**Short exercise**
Every line below that holds the string "consists" should be copied out.
--- BEGIN Stored data ---
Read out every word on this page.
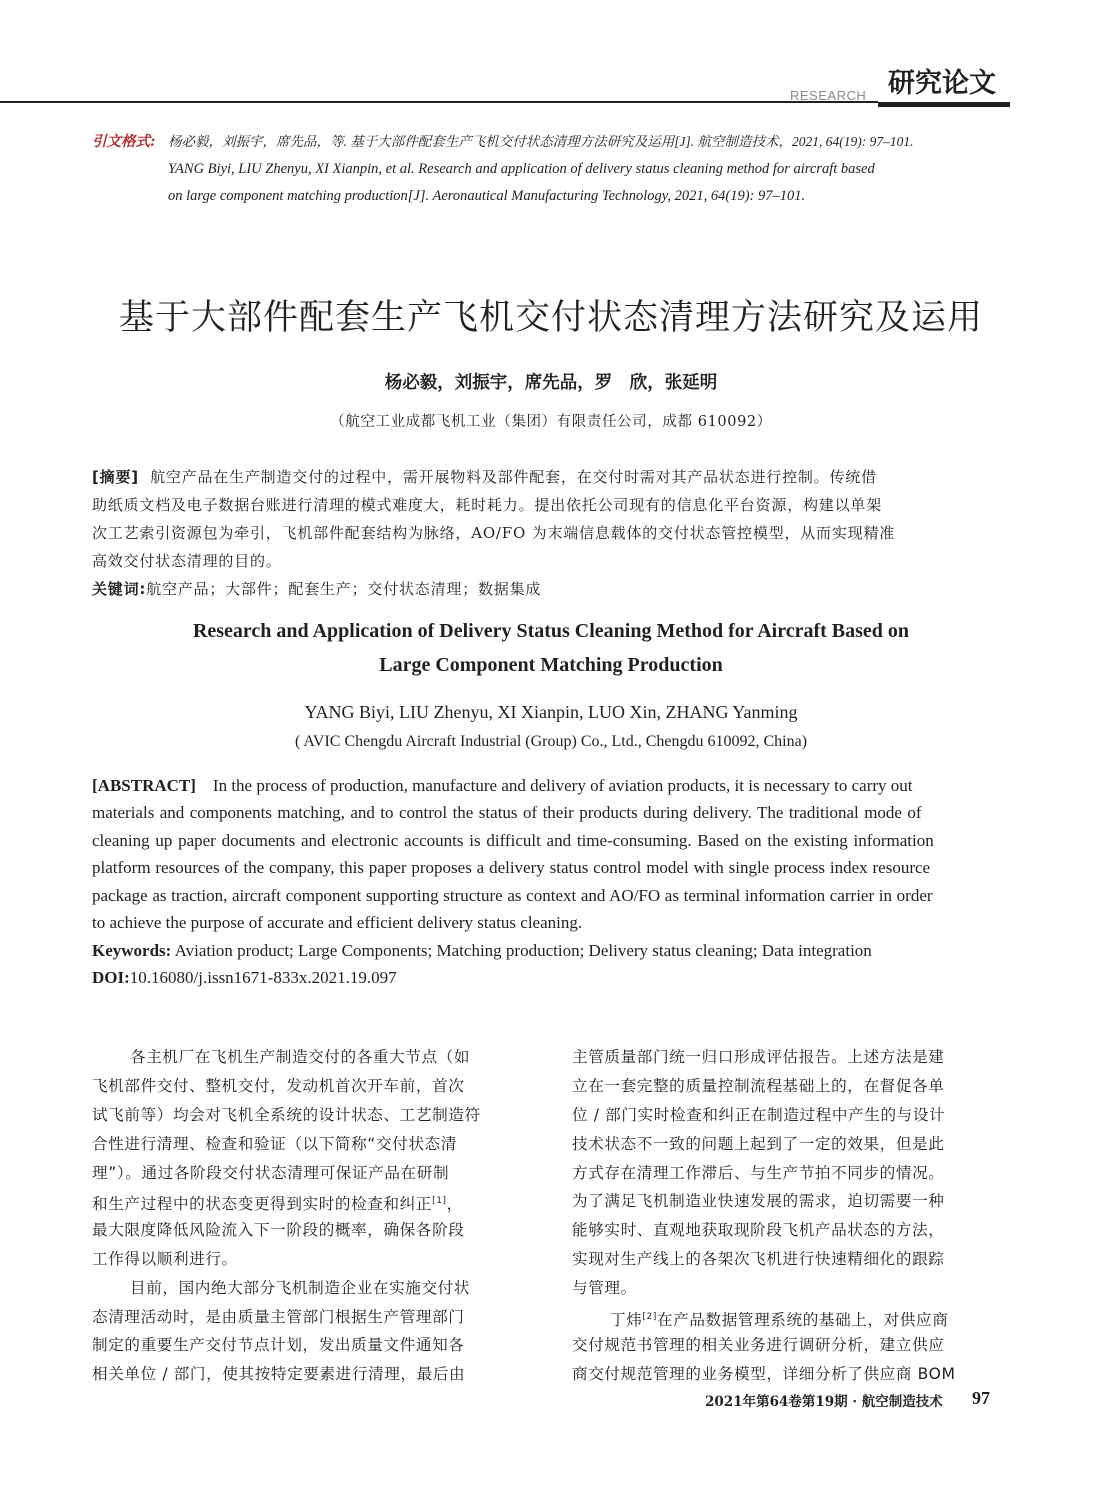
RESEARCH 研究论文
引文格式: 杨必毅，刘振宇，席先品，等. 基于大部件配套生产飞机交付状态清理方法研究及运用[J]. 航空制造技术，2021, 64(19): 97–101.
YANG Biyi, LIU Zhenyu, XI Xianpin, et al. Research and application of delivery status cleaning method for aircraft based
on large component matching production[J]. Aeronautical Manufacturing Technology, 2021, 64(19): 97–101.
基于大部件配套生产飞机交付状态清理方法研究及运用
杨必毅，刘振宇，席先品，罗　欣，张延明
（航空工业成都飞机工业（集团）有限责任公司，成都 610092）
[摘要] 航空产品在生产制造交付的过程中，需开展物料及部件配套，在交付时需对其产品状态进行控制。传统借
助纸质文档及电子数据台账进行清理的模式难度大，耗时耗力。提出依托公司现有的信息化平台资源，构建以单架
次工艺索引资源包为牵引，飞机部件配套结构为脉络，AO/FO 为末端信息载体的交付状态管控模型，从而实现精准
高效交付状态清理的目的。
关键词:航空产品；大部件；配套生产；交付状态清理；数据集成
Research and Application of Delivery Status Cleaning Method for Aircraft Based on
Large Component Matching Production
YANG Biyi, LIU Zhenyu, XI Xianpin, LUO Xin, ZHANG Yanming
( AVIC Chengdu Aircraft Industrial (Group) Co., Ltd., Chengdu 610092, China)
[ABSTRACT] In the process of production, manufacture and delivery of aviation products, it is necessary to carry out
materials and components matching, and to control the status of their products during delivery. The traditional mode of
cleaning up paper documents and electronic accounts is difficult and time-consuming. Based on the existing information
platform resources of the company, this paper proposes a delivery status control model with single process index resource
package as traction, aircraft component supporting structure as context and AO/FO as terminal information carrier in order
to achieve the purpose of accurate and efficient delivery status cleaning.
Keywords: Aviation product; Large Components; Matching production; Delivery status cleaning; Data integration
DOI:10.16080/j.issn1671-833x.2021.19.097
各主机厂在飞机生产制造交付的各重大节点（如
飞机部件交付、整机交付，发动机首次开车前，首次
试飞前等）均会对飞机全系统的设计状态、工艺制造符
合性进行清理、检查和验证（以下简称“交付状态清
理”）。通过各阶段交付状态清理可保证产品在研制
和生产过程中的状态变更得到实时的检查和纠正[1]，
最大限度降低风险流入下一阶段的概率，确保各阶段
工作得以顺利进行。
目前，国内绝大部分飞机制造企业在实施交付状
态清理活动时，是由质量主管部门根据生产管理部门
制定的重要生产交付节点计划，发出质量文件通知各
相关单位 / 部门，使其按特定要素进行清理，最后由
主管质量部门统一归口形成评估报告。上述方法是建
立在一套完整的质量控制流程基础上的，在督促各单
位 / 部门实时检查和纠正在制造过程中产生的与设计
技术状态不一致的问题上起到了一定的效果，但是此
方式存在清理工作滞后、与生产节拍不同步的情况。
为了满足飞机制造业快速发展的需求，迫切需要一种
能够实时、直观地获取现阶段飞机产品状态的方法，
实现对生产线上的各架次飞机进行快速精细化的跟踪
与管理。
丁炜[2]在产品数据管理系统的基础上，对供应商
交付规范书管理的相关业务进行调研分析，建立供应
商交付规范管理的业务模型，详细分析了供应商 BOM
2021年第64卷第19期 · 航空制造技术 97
--- END Stored data ---
--- BEGIN Stored data ---
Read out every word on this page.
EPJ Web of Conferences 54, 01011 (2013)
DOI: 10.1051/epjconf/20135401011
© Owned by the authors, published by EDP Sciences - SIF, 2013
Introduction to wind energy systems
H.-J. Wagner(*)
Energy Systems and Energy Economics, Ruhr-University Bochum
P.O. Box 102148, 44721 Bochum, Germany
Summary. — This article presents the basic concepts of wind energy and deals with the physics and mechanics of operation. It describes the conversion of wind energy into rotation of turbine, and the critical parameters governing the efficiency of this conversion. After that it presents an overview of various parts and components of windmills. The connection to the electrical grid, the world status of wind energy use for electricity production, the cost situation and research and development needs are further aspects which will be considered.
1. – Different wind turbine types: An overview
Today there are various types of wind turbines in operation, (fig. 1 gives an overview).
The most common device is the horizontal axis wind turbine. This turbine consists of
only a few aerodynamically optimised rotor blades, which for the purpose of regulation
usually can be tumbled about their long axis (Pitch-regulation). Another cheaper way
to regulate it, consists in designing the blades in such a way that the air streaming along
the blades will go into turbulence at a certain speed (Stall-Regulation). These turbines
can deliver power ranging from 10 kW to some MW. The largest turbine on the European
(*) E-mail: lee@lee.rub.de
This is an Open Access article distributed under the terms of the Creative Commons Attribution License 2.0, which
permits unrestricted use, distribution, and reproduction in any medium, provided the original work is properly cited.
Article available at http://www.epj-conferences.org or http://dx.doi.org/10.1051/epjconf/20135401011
--- END Stored data ---
**Result of this exercise**
The most common device is the horizontal axis wind turbine. This turbine consists of
to regulate it, consists in designing the blades in such a way that the air streaming along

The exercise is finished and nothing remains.